### WORK TO BE COMPLETED
Every record should be written out exactly, please.
───── GIVEN INFORMATION ─────
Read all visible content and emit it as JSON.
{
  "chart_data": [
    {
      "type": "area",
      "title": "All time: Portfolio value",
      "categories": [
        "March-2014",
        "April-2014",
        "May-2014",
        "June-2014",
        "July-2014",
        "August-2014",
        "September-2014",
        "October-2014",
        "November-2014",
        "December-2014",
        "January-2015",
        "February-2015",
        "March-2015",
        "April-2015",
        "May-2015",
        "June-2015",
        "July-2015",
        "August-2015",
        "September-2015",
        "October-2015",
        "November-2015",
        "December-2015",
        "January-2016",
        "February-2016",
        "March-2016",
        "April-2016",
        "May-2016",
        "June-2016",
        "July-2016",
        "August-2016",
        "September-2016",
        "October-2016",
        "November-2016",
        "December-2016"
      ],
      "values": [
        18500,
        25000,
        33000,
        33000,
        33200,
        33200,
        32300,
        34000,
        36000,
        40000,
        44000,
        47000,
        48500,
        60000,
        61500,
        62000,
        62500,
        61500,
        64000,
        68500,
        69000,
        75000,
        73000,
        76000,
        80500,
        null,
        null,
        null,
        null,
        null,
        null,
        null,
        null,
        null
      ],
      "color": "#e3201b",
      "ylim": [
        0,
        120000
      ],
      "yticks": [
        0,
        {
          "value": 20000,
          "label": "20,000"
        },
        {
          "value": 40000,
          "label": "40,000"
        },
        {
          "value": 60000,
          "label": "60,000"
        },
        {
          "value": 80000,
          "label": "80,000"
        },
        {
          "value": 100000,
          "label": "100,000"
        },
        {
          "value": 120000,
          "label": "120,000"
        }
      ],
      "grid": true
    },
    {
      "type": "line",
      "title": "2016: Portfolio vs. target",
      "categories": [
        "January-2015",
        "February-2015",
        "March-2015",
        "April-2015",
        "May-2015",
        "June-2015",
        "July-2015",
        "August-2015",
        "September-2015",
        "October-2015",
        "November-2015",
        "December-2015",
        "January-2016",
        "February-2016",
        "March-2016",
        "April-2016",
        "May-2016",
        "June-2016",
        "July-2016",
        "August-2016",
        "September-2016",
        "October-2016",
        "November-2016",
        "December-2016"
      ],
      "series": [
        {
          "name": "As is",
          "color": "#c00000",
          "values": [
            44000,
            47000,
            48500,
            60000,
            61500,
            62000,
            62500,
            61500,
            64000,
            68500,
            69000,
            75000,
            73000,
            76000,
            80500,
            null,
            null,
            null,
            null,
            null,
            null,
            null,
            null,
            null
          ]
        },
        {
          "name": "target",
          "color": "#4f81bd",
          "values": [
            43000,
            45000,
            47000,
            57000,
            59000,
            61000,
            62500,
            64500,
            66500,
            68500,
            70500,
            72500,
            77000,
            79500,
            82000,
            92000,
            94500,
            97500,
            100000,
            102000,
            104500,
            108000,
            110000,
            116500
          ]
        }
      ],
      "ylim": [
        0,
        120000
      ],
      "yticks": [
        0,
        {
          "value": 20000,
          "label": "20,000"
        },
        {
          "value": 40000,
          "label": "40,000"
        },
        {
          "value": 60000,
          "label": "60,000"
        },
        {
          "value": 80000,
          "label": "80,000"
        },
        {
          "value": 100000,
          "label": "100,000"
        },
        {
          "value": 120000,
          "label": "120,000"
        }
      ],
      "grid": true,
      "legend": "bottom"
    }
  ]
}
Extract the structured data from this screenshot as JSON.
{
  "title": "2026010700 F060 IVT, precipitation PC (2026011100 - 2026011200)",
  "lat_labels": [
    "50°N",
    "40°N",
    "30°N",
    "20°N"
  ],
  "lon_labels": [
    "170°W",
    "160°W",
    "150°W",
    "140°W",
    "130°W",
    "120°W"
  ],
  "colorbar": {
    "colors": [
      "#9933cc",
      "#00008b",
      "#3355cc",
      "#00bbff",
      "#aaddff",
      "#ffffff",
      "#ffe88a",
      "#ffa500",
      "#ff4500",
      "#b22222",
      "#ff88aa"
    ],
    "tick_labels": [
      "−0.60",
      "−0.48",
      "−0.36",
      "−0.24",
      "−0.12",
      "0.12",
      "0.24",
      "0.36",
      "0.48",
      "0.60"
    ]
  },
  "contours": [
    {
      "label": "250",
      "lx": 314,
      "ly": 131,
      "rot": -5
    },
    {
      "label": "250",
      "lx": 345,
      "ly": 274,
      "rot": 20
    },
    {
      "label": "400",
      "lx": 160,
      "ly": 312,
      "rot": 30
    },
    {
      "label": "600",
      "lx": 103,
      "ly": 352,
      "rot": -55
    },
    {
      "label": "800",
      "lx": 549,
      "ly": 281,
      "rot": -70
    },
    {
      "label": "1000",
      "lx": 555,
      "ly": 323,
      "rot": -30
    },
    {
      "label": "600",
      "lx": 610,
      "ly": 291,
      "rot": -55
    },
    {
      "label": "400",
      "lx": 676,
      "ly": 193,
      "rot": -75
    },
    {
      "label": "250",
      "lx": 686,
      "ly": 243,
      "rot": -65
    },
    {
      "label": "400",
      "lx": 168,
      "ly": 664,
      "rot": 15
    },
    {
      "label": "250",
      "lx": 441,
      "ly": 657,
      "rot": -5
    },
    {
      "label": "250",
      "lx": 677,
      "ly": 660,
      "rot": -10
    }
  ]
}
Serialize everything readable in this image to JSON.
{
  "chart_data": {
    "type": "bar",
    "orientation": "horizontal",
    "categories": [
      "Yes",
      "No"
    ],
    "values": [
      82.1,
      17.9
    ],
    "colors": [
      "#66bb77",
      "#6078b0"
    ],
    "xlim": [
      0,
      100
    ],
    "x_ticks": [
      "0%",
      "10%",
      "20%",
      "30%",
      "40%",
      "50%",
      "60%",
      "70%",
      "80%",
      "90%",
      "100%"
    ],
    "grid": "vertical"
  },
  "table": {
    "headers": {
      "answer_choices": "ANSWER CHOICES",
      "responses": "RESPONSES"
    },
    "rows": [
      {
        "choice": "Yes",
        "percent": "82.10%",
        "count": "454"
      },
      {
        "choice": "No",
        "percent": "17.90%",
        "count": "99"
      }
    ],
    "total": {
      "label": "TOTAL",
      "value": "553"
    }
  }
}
─────
### REPLY TO THE TASK
Read all visible content and emit it as JSON.
{
  "chart_data": [
    {
      "type": "area",
      "title": "All time: Portfolio value",
      "categories": [
        "March-2014",
        "April-2014",
        "May-2014",
        "June-2014",
        "July-2014",
        "August-2014",
        "September-2014",
        "October-2014",
        "November-2014",
        "December-2014",
        "January-2015",
        "February-2015",
        "March-2015",
        "April-2015",
        "May-2015",
        "June-2015",
        "July-2015",
        "August-2015",
        "September-2015",
        "October-2015",
        "November-2015",
        "December-2015",
        "January-2016",
        "February-2016",
        "March-2016",
        "April-2016",
        "May-2016",
        "June-2016",
        "July-2016",
        "August-2016",
        "September-2016",
        "October-2016",
        "November-2016",
        "December-2016"
      ],
      "values": [
        18500,
        25000,
        33000,
        33000,
        33200,
        33200,
        32300,
        34000,
        36000,
        40000,
        44000,
        47000,
        48500,
        60000,
        61500,
        62000,
        62500,
        61500,
        64000,
        68500,
        69000,
        75000,
        73000,
        76000,
        80500,
        null,
        null,
        null,
        null,
        null,
        null,
        null,
        null,
        null
      ],
      "color": "#e3201b",
      "ylim": [
        0,
        120000
      ],
      "yticks": [
        0,
        {
          "value": 20000,
          "label": "20,000"
        },
        {
          "value": 40000,
          "label": "40,000"
        },
        {
          "value": 60000,
          "label": "60,000"
        },
        {
          "value": 80000,
          "label": "80,000"
        },
        {
          "value": 100000,
          "label": "100,000"
        },
        {
          "value": 120000,
          "label": "120,000"
        }
      ],
      "grid": true
    },
    {
      "type": "line",
      "title": "2016: Portfolio vs. target",
      "categories": [
        "January-2015",
        "February-2015",
        "March-2015",
        "April-2015",
        "May-2015",
        "June-2015",
        "July-2015",
        "August-2015",
        "September-2015",
        "October-2015",
        "November-2015",
        "December-2015",
        "January-2016",
        "February-2016",
        "March-2016",
        "April-2016",
        "May-2016",
        "June-2016",
        "July-2016",
        "August-2016",
        "September-2016",
        "October-2016",
        "November-2016",
        "December-2016"
      ],
      "series": [
        {
          "name": "As is",
          "color": "#c00000",
          "values": [
            44000,
            47000,
            48500,
            60000,
            61500,
            62000,
            62500,
            61500,
            64000,
            68500,
            69000,
            75000,
            73000,
            76000,
            80500,
            null,
            null,
            null,
            null,
            null,
            null,
            null,
            null,
            null
          ]
        },
        {
          "name": "target",
          "color": "#4f81bd",
          "values": [
            43000,
            45000,
            47000,
            57000,
            59000,
            61000,
            62500,
            64500,
            66500,
            68500,
            70500,
            72500,
            77000,
            79500,
            82000,
            92000,
            94500,
            97500,
            100000,
            102000,
            104500,
            108000,
            110000,
            116500
          ]
        }
      ],
      "ylim": [
        0,
        120000
      ],
      "yticks": [
        0,
        {
          "value": 20000,
          "label": "20,000"
        },
        {
          "value": 40000,
          "label": "40,000"
        },
        {
          "value": 60000,
          "label": "60,000"
        },
        {
          "value": 80000,
          "label": "80,000"
        },
        {
          "value": 100000,
          "label": "100,000"
        },
        {
          "value": 120000,
          "label": "120,000"
        }
      ],
      "grid": true,
      "legend": "bottom"
    }
  ]
}
Extract the structured data from this screenshot as JSON.
{
  "title": "2026010700 F060 IVT, precipitation PC (2026011100 - 2026011200)",
  "lat_labels": [
    "50°N",
    "40°N",
    "30°N",
    "20°N"
  ],
  "lon_labels": [
    "170°W",
    "160°W",
    "150°W",
    "140°W",
    "130°W",
    "120°W"
  ],
  "colorbar": {
    "colors": [
      "#9933cc",
      "#00008b",
      "#3355cc",
      "#00bbff",
      "#aaddff",
      "#ffffff",
      "#ffe88a",
      "#ffa500",
      "#ff4500",
      "#b22222",
      "#ff88aa"
    ],
    "tick_labels": [
      "−0.60",
      "−0.48",
      "−0.36",
      "−0.24",
      "−0.12",
      "0.12",
      "0.24",
      "0.36",
      "0.48",
      "0.60"
    ]
  },
  "contours": [
    {
      "label": "250",
      "lx": 314,
      "ly": 131,
      "rot": -5
    },
    {
      "label": "250",
      "lx": 345,
      "ly": 274,
      "rot": 20
    },
    {
      "label": "400",
      "lx": 160,
      "ly": 312,
      "rot": 30
    },
    {
      "label": "600",
      "lx": 103,
      "ly": 352,
      "rot": -55
    },
    {
      "label": "800",
      "lx": 549,
      "ly": 281,
      "rot": -70
    },
    {
      "label": "1000",
      "lx": 555,
      "ly": 323,
      "rot": -30
    },
    {
      "label": "600",
      "lx": 610,
      "ly": 291,
      "rot": -55
    },
    {
      "label": "400",
      "lx": 676,
      "ly": 193,
      "rot": -75
    },
    {
      "label": "250",
      "lx": 686,
      "ly": 243,
      "rot": -65
    },
    {
      "label": "400",
      "lx": 168,
      "ly": 664,
      "rot": 15
    },
    {
      "label": "250",
      "lx": 441,
      "ly": 657,
      "rot": -5
    },
    {
      "label": "250",
      "lx": 677,
      "ly": 660,
      "rot": -10
    }
  ]
}
Serialize everything readable in this image to JSON.
{
  "chart_data": {
    "type": "bar",
    "orientation": "horizontal",
    "categories": [
      "Yes",
      "No"
    ],
    "values": [
      82.1,
      17.9
    ],
    "colors": [
      "#66bb77",
      "#6078b0"
    ],
    "xlim": [
      0,
      100
    ],
    "x_ticks": [
      "0%",
      "10%",
      "20%",
      "30%",
      "40%",
      "50%",
      "60%",
      "70%",
      "80%",
      "90%",
      "100%"
    ],
    "grid": "vertical"
  },
  "table": {
    "headers": {
      "answer_choices": "ANSWER CHOICES",
      "responses": "RESPONSES"
    },
    "rows": [
      {
        "choice": "Yes",
        "percent": "82.10%",
        "count": "454"
      },
      {
        "choice": "No",
        "percent": "17.90%",
        "count": "99"
      }
    ],
    "total": {
      "label": "TOTAL",
      "value": "553"
    }
  }
}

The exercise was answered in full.